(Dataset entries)
** Start **

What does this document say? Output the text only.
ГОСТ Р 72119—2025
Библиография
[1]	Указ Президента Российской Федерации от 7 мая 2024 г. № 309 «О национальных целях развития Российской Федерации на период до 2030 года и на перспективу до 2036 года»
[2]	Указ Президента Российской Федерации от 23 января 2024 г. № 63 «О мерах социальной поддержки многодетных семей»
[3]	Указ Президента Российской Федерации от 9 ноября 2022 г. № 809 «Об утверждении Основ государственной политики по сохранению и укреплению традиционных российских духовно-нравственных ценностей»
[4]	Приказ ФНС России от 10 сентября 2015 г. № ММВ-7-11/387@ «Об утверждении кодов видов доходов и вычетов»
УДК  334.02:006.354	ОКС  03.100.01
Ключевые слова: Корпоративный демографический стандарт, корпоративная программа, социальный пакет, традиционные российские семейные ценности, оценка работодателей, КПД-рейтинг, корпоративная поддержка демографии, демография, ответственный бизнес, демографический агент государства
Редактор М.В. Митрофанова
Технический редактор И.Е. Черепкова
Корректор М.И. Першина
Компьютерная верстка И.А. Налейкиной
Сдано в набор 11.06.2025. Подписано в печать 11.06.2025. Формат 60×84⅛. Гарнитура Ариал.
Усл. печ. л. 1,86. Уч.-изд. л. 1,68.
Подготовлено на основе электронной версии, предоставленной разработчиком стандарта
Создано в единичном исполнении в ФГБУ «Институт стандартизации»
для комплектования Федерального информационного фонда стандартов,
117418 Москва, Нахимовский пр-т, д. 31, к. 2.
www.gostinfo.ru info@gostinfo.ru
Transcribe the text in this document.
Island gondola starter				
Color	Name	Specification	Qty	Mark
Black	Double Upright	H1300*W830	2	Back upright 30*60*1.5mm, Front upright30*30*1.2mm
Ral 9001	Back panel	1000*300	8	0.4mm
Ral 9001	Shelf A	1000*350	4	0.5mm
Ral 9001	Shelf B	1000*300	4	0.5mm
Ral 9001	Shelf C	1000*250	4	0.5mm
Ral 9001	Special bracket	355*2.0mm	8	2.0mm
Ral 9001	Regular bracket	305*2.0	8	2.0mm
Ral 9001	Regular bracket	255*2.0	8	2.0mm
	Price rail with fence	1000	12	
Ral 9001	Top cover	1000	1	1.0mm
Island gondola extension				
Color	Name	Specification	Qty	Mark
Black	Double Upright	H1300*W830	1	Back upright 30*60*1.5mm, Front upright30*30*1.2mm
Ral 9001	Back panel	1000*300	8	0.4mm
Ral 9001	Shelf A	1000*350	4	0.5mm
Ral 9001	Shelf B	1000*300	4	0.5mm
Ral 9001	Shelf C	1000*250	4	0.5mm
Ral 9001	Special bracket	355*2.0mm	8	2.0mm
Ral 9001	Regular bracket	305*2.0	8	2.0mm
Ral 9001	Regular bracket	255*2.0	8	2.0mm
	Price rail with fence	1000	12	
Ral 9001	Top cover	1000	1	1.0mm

** End **

Generate an exact reproduction of all entries.

#### The reply:
What does this document say? Output the text only.
ГОСТ Р 72119—2025
Библиография
[1]	Указ Президента Российской Федерации от 7 мая 2024 г. № 309 «О национальных целях развития Российской Федерации на период до 2030 года и на перспективу до 2036 года»
[2]	Указ Президента Российской Федерации от 23 января 2024 г. № 63 «О мерах социальной поддержки многодетных семей»
[3]	Указ Президента Российской Федерации от 9 ноября 2022 г. № 809 «Об утверждении Основ государственной политики по сохранению и укреплению традиционных российских духовно-нравственных ценностей»
[4]	Приказ ФНС России от 10 сентября 2015 г. № ММВ-7-11/387@ «Об утверждении кодов видов доходов и вычетов»
УДК  334.02:006.354	ОКС  03.100.01
Ключевые слова: Корпоративный демографический стандарт, корпоративная программа, социальный пакет, традиционные российские семейные ценности, оценка работодателей, КПД-рейтинг, корпоративная поддержка демографии, демография, ответственный бизнес, демографический агент государства
Редактор М.В. Митрофанова
Технический редактор И.Е. Черепкова
Корректор М.И. Першина
Компьютерная верстка И.А. Налейкиной
Сдано в набор 11.06.2025. Подписано в печать 11.06.2025. Формат 60×84⅛. Гарнитура Ариал.
Усл. печ. л. 1,86. Уч.-изд. л. 1,68.
Подготовлено на основе электронной версии, предоставленной разработчиком стандарта
Создано в единичном исполнении в ФГБУ «Институт стандартизации»
для комплектования Федерального информационного фонда стандартов,
117418 Москва, Нахимовский пр-т, д. 31, к. 2.
www.gostinfo.ru info@gostinfo.ru
Transcribe the text in this document.
Island gondola starter				
Color	Name	Specification	Qty	Mark
Black	Double Upright	H1300*W830	2	Back upright 30*60*1.5mm, Front upright30*30*1.2mm
Ral 9001	Back panel	1000*300	8	0.4mm
Ral 9001	Shelf A	1000*350	4	0.5mm
Ral 9001	Shelf B	1000*300	4	0.5mm
Ral 9001	Shelf C	1000*250	4	0.5mm
Ral 9001	Special bracket	355*2.0mm	8	2.0mm
Ral 9001	Regular bracket	305*2.0	8	2.0mm
Ral 9001	Regular bracket	255*2.0	8	2.0mm
	Price rail with fence	1000	12	
Ral 9001	Top cover	1000	1	1.0mm
Island gondola extension				
Color	Name	Specification	Qty	Mark
Black	Double Upright	H1300*W830	1	Back upright 30*60*1.5mm, Front upright30*30*1.2mm
Ral 9001	Back panel	1000*300	8	0.4mm
Ral 9001	Shelf A	1000*350	4	0.5mm
Ral 9001	Shelf B	1000*300	4	0.5mm
Ral 9001	Shelf C	1000*250	4	0.5mm
Ral 9001	Special bracket	355*2.0mm	8	2.0mm
Ral 9001	Regular bracket	305*2.0	8	2.0mm
Ral 9001	Regular bracket	255*2.0	8	2.0mm
	Price rail with fence	1000	12	
Ral 9001	Top cover	1000	1	1.0mm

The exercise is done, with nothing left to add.